WHAT TO DO.
Reproduce the entries exactly.

DATASET EXTRACT.
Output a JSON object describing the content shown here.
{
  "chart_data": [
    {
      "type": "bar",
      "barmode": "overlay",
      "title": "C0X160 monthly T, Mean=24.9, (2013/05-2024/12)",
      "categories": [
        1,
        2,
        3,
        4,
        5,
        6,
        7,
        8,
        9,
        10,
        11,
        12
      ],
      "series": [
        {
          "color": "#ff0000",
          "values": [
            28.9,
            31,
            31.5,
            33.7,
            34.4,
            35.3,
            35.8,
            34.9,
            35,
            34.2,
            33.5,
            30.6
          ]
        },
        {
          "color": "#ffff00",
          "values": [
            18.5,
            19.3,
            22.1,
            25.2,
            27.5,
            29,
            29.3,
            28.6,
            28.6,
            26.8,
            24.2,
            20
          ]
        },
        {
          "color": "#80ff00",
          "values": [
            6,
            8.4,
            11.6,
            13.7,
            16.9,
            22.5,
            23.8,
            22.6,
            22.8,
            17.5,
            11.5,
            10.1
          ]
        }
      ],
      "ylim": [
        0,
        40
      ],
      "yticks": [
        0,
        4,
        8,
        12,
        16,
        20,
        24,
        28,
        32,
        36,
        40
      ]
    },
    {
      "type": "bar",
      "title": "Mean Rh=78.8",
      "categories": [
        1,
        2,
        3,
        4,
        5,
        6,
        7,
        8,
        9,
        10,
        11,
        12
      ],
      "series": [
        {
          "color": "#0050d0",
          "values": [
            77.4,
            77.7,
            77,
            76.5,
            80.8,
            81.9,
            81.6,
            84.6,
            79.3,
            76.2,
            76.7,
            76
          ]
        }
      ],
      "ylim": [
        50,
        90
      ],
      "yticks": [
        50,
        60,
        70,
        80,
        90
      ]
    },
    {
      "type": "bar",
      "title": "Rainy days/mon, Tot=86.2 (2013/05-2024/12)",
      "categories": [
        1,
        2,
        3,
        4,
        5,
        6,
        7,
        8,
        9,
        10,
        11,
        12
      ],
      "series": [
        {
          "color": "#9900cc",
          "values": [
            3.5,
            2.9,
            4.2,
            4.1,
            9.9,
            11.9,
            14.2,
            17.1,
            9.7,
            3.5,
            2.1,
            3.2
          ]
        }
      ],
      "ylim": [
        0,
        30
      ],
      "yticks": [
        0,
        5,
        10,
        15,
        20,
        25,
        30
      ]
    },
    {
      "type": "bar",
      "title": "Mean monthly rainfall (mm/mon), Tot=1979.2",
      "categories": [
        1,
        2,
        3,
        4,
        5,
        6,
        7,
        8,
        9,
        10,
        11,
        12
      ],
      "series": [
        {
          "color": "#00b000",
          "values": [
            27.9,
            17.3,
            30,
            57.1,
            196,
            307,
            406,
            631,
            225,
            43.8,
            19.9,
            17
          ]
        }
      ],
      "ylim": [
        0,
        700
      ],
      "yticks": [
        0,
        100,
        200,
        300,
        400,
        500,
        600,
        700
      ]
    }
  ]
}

ANSWER TO THE PROBLEM.
Output a JSON object describing the content shown here.
{
  "chart_data": [
    {
      "type": "bar",
      "barmode": "overlay",
      "title": "C0X160 monthly T, Mean=24.9, (2013/05-2024/12)",
      "categories": [
        1,
        2,
        3,
        4,
        5,
        6,
        7,
        8,
        9,
        10,
        11,
        12
      ],
      "series": [
        {
          "color": "#ff0000",
          "values": [
            28.9,
            31,
            31.5,
            33.7,
            34.4,
            35.3,
            35.8,
            34.9,
            35,
            34.2,
            33.5,
            30.6
          ]
        },
        {
          "color": "#ffff00",
          "values": [
            18.5,
            19.3,
            22.1,
            25.2,
            27.5,
            29,
            29.3,
            28.6,
            28.6,
            26.8,
            24.2,
            20
          ]
        },
        {
          "color": "#80ff00",
          "values": [
            6,
            8.4,
            11.6,
            13.7,
            16.9,
            22.5,
            23.8,
            22.6,
            22.8,
            17.5,
            11.5,
            10.1
          ]
        }
      ],
      "ylim": [
        0,
        40
      ],
      "yticks": [
        0,
        4,
        8,
        12,
        16,
        20,
        24,
        28,
        32,
        36,
        40
      ]
    },
    {
      "type": "bar",
      "title": "Mean Rh=78.8",
      "categories": [
        1,
        2,
        3,
        4,
        5,
        6,
        7,
        8,
        9,
        10,
        11,
        12
      ],
      "series": [
        {
          "color": "#0050d0",
          "values": [
            77.4,
            77.7,
            77,
            76.5,
            80.8,
            81.9,
            81.6,
            84.6,
            79.3,
            76.2,
            76.7,
            76
          ]
        }
      ],
      "ylim": [
        50,
        90
      ],
      "yticks": [
        50,
        60,
        70,
        80,
        90
      ]
    },
    {
      "type": "bar",
      "title": "Rainy days/mon, Tot=86.2 (2013/05-2024/12)",
      "categories": [
        1,
        2,
        3,
        4,
        5,
        6,
        7,
        8,
        9,
        10,
        11,
        12
      ],
      "series": [
        {
          "color": "#9900cc",
          "values": [
            3.5,
            2.9,
            4.2,
            4.1,
            9.9,
            11.9,
            14.2,
            17.1,
            9.7,
            3.5,
            2.1,
            3.2
          ]
        }
      ],
      "ylim": [
        0,
        30
      ],
      "yticks": [
        0,
        5,
        10,
        15,
        20,
        25,
        30
      ]
    },
    {
      "type": "bar",
      "title": "Mean monthly rainfall (mm/mon), Tot=1979.2",
      "categories": [
        1,
        2,
        3,
        4,
        5,
        6,
        7,
        8,
        9,
        10,
        11,
        12
      ],
      "series": [
        {
          "color": "#00b000",
          "values": [
            27.9,
            17.3,
            30,
            57.1,
            196,
            307,
            406,
            631,
            225,
            43.8,
            19.9,
            17
          ]
        }
      ],
      "ylim": [
        0,
        700
      ],
      "yticks": [
        0,
        100,
        200,
        300,
        400,
        500,
        600,
        700
      ]
    }
  ]
}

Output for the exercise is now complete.